__EXERCISE BRIEF__
Copy out the lines below without any change, from the first one through the line that contains "question-item: 8. По", with both of those lines included.

====== MATERIAL FOR THIS TASK ======

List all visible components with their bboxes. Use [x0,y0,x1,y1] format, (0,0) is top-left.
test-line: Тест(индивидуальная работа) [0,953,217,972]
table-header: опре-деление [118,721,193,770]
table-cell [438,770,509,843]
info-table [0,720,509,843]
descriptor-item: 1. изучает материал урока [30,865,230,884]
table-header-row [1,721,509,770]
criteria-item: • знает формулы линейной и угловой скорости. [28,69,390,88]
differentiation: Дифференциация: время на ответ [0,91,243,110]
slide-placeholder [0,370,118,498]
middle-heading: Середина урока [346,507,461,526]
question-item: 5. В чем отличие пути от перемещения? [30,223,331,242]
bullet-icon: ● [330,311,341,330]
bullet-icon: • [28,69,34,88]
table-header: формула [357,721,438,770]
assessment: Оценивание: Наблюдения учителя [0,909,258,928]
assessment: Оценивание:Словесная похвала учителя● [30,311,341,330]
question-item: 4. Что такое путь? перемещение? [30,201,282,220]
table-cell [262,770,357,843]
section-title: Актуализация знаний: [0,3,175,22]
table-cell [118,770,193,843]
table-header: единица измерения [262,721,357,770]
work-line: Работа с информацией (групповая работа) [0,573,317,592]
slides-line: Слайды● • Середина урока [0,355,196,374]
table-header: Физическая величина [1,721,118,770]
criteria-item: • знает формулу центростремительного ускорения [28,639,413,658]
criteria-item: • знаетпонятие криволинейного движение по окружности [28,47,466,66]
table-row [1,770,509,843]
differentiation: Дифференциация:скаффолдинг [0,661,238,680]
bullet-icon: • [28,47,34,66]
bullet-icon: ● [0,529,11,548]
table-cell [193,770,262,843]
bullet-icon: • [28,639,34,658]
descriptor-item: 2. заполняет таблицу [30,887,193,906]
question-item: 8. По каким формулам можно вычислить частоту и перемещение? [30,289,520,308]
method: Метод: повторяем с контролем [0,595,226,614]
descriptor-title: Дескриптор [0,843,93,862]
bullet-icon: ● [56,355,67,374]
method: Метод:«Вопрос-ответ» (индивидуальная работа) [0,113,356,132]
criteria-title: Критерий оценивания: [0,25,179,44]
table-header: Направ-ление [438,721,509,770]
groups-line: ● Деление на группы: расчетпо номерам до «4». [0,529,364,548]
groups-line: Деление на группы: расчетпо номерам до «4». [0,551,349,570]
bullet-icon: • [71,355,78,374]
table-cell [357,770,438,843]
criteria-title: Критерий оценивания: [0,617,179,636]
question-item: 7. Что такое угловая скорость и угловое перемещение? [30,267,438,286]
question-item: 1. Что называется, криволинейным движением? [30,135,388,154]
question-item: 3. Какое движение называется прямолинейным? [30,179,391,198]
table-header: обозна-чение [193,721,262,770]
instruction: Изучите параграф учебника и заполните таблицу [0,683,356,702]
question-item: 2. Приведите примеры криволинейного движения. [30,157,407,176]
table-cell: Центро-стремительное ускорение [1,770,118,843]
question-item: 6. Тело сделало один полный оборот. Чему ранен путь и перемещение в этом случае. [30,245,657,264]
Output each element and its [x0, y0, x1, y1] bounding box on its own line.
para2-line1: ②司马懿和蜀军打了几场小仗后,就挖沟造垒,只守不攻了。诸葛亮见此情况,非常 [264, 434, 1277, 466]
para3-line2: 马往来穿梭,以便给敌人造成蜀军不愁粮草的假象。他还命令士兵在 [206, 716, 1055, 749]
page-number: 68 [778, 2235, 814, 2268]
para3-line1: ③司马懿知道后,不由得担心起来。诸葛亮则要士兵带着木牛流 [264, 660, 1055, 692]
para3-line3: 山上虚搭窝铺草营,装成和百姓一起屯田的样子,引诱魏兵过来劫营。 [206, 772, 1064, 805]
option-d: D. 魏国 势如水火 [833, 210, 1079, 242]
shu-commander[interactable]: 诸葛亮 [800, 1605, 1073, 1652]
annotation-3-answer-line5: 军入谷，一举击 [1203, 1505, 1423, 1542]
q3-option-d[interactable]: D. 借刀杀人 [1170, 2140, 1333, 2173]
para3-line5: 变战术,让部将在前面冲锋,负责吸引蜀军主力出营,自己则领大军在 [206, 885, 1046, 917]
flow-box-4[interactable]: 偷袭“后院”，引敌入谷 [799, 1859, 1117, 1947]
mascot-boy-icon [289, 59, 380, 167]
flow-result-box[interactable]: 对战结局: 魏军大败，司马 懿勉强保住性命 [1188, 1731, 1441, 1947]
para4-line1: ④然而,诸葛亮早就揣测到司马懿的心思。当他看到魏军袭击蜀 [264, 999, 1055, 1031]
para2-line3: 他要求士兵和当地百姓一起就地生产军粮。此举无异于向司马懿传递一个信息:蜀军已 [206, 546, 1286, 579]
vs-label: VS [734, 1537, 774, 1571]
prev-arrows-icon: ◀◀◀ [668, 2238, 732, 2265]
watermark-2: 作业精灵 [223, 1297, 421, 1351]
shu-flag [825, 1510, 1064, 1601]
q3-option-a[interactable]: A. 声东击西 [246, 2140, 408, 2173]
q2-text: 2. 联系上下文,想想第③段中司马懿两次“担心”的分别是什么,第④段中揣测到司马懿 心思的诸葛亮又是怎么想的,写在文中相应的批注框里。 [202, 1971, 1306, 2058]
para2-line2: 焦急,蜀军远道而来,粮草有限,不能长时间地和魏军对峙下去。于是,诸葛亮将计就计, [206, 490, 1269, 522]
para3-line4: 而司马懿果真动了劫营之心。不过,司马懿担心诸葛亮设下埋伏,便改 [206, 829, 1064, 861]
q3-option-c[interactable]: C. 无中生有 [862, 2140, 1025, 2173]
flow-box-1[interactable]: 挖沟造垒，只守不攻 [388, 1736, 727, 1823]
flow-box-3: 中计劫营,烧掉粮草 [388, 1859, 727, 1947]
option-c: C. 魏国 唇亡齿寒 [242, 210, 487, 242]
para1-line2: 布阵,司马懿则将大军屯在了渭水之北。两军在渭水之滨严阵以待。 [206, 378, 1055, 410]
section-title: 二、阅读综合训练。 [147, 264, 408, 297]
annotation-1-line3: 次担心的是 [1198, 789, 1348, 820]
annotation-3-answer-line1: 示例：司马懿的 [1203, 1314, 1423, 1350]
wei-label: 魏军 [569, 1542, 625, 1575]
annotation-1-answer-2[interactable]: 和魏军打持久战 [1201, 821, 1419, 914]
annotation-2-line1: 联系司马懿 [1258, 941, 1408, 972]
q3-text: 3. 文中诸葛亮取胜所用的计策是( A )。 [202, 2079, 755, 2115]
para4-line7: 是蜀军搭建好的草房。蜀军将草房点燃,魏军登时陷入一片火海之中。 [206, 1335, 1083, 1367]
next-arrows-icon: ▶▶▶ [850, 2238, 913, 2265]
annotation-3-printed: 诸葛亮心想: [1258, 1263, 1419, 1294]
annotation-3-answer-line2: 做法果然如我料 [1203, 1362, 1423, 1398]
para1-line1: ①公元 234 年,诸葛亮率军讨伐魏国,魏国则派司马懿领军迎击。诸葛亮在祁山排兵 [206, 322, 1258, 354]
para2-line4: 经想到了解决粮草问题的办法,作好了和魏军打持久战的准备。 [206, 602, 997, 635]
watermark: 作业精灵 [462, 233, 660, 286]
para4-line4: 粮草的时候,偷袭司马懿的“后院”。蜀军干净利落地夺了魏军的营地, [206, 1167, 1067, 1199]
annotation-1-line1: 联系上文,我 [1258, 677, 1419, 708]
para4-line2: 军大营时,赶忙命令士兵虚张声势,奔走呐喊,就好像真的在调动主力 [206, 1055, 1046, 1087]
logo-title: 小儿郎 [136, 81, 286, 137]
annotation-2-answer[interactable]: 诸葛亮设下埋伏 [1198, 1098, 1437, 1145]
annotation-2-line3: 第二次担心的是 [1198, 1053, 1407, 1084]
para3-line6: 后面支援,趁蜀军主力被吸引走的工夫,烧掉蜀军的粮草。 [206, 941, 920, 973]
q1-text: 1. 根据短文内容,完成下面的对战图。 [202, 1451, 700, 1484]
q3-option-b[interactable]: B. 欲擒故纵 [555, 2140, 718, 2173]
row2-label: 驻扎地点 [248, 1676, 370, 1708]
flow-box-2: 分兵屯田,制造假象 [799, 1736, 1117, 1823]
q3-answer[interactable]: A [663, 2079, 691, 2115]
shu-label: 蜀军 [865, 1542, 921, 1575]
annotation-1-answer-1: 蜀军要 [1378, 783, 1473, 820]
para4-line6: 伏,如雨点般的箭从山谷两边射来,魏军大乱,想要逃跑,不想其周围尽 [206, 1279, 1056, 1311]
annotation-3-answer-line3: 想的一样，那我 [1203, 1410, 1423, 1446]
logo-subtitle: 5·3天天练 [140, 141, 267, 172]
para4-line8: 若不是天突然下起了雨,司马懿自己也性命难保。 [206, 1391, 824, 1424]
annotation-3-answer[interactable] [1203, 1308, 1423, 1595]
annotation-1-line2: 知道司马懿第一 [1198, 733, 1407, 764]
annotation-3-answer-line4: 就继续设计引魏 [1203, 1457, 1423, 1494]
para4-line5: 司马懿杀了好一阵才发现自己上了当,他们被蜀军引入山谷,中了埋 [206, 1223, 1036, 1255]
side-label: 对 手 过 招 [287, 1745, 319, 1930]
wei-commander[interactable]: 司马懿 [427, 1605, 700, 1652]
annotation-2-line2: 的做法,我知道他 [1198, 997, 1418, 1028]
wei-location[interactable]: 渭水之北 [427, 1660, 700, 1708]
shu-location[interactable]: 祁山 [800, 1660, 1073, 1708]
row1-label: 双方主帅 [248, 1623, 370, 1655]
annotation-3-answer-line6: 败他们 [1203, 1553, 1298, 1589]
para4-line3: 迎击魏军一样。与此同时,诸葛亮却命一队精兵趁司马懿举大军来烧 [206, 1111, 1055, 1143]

======

__RESPONSE__
List all visible components with their bboxes. Use [x0,y0,x1,y1] format, (0,0) is top-left.
test-line: Тест(индивидуальная работа) [0,953,217,972]
table-header: опре-деление [118,721,193,770]
table-cell [438,770,509,843]
info-table [0,720,509,843]
descriptor-item: 1. изучает материал урока [30,865,230,884]
table-header-row [1,721,509,770]
criteria-item: • знает формулы линейной и угловой скорости. [28,69,390,88]
differentiation: Дифференциация: время на ответ [0,91,243,110]
slide-placeholder [0,370,118,498]
middle-heading: Середина урока [346,507,461,526]
question-item: 5. В чем отличие пути от перемещения? [30,223,331,242]
bullet-icon: ● [330,311,341,330]
bullet-icon: • [28,69,34,88]
table-header: формула [357,721,438,770]
assessment: Оценивание: Наблюдения учителя [0,909,258,928]
assessment: Оценивание:Словесная похвала учителя● [30,311,341,330]
question-item: 4. Что такое путь? перемещение? [30,201,282,220]
table-cell [262,770,357,843]
section-title: Актуализация знаний: [0,3,175,22]
table-cell [118,770,193,843]
table-header: единица измерения [262,721,357,770]
work-line: Работа с информацией (групповая работа) [0,573,317,592]
slides-line: Слайды● • Середина урока [0,355,196,374]
table-header: Физическая величина [1,721,118,770]
criteria-item: • знает формулу центростремительного ускорения [28,639,413,658]
criteria-item: • знаетпонятие криволинейного движение по окружности [28,47,466,66]
table-row [1,770,509,843]
differentiation: Дифференциация:скаффолдинг [0,661,238,680]
bullet-icon: • [28,47,34,66]
bullet-icon: ● [0,529,11,548]
table-cell [193,770,262,843]
bullet-icon: • [28,639,34,658]
descriptor-item: 2. заполняет таблицу [30,887,193,906]
question-item: 8. По каким формулам можно вычислить частоту и перемещение? [30,289,520,308]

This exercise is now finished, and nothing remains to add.